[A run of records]
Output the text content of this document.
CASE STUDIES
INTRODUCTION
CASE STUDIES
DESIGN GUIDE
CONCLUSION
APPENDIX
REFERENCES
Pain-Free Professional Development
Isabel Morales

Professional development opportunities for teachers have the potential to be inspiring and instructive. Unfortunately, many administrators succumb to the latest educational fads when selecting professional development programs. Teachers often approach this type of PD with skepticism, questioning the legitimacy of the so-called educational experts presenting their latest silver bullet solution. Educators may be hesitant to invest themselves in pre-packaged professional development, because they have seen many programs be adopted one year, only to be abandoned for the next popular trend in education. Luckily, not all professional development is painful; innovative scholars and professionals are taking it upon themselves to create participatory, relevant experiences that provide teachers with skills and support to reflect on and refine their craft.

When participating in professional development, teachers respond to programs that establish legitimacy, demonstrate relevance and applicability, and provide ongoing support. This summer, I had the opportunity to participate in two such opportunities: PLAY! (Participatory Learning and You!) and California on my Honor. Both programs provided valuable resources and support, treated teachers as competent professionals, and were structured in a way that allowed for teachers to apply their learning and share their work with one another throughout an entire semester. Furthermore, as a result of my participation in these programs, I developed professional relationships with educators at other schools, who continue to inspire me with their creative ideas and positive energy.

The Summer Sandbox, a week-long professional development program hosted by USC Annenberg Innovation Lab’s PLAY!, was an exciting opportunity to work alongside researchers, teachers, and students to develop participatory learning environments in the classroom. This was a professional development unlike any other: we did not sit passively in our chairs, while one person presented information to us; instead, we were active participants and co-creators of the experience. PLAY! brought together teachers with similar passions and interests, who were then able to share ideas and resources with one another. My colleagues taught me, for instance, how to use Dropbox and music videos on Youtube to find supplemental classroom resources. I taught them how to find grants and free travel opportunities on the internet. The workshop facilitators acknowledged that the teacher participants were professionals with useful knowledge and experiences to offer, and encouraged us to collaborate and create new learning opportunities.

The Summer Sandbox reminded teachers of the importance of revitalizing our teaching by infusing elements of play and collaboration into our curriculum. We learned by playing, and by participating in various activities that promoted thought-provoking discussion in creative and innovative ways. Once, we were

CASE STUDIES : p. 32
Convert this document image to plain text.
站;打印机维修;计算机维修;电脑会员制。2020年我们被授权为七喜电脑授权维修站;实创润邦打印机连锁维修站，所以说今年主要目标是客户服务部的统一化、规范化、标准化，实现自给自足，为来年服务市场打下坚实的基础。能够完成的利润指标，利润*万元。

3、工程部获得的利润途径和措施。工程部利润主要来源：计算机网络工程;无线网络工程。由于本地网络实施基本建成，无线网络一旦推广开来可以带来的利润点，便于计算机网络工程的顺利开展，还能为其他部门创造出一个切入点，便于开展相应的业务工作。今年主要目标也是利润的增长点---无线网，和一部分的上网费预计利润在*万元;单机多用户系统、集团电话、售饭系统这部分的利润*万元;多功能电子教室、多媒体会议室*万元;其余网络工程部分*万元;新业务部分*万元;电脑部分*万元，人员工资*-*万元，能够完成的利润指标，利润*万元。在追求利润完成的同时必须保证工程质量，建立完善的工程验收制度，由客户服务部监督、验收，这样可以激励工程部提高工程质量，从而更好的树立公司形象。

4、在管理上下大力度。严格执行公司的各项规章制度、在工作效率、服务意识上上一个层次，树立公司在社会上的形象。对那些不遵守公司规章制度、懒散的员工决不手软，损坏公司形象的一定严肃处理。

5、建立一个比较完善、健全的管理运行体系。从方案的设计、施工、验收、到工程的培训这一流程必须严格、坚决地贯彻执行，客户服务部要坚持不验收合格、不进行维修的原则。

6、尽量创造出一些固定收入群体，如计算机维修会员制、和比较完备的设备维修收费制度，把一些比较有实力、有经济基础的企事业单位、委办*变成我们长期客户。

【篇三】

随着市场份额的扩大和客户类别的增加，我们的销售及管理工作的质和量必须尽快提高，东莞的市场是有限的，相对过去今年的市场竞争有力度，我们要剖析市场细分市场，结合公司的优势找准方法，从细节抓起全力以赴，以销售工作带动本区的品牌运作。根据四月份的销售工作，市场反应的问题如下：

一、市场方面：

** DIRECTIVE **
Write out every entry word for word.

** FINAL RESULT **
Output the text content of this document.
CASE STUDIES
INTRODUCTION
CASE STUDIES
DESIGN GUIDE
CONCLUSION
APPENDIX
REFERENCES
Pain-Free Professional Development
Isabel Morales

Professional development opportunities for teachers have the potential to be inspiring and instructive. Unfortunately, many administrators succumb to the latest educational fads when selecting professional development programs. Teachers often approach this type of PD with skepticism, questioning the legitimacy of the so-called educational experts presenting their latest silver bullet solution. Educators may be hesitant to invest themselves in pre-packaged professional development, because they have seen many programs be adopted one year, only to be abandoned for the next popular trend in education. Luckily, not all professional development is painful; innovative scholars and professionals are taking it upon themselves to create participatory, relevant experiences that provide teachers with skills and support to reflect on and refine their craft.

When participating in professional development, teachers respond to programs that establish legitimacy, demonstrate relevance and applicability, and provide ongoing support. This summer, I had the opportunity to participate in two such opportunities: PLAY! (Participatory Learning and You!) and California on my Honor. Both programs provided valuable resources and support, treated teachers as competent professionals, and were structured in a way that allowed for teachers to apply their learning and share their work with one another throughout an entire semester. Furthermore, as a result of my participation in these programs, I developed professional relationships with educators at other schools, who continue to inspire me with their creative ideas and positive energy.

The Summer Sandbox, a week-long professional development program hosted by USC Annenberg Innovation Lab’s PLAY!, was an exciting opportunity to work alongside researchers, teachers, and students to develop participatory learning environments in the classroom. This was a professional development unlike any other: we did not sit passively in our chairs, while one person presented information to us; instead, we were active participants and co-creators of the experience. PLAY! brought together teachers with similar passions and interests, who were then able to share ideas and resources with one another. My colleagues taught me, for instance, how to use Dropbox and music videos on Youtube to find supplemental classroom resources. I taught them how to find grants and free travel opportunities on the internet. The workshop facilitators acknowledged that the teacher participants were professionals with useful knowledge and experiences to offer, and encouraged us to collaborate and create new learning opportunities.

The Summer Sandbox reminded teachers of the importance of revitalizing our teaching by infusing elements of play and collaboration into our curriculum. We learned by playing, and by participating in various activities that promoted thought-provoking discussion in creative and innovative ways. Once, we were

CASE STUDIES : p. 32
Convert this document image to plain text.
站;打印机维修;计算机维修;电脑会员制。2020年我们被授权为七喜电脑授权维修站;实创润邦打印机连锁维修站，所以说今年主要目标是客户服务部的统一化、规范化、标准化，实现自给自足，为来年服务市场打下坚实的基础。能够完成的利润指标，利润*万元。

3、工程部获得的利润途径和措施。工程部利润主要来源：计算机网络工程;无线网络工程。由于本地网络实施基本建成，无线网络一旦推广开来可以带来的利润点，便于计算机网络工程的顺利开展，还能为其他部门创造出一个切入点，便于开展相应的业务工作。今年主要目标也是利润的增长点---无线网，和一部分的上网费预计利润在*万元;单机多用户系统、集团电话、售饭系统这部分的利润*万元;多功能电子教室、多媒体会议室*万元;其余网络工程部分*万元;新业务部分*万元;电脑部分*万元，人员工资*-*万元，能够完成的利润指标，利润*万元。在追求利润完成的同时必须保证工程质量，建立完善的工程验收制度，由客户服务部监督、验收，这样可以激励工程部提高工程质量，从而更好的树立公司形象。

4、在管理上下大力度。严格执行公司的各项规章制度、在工作效率、服务意识上上一个层次，树立公司在社会上的形象。对那些不遵守公司规章制度、懒散的员工决不手软，损坏公司形象的一定严肃处理。

5、建立一个比较完善、健全的管理运行体系。从方案的设计、施工、验收、到工程的培训这一流程必须严格、坚决地贯彻执行，客户服务部要坚持不验收合格、不进行维修的原则。

6、尽量创造出一些固定收入群体，如计算机维修会员制、和比较完备的设备维修收费制度，把一些比较有实力、有经济基础的企事业单位、委办*变成我们长期客户。

【篇三】

随着市场份额的扩大和客户类别的增加，我们的销售及管理工作的质和量必须尽快提高，东莞的市场是有限的，相对过去今年的市场竞争有力度，我们要剖析市场细分市场，结合公司的优势找准方法，从细节抓起全力以赴，以销售工作带动本区的品牌运作。根据四月份的销售工作，市场反应的问题如下：

一、市场方面：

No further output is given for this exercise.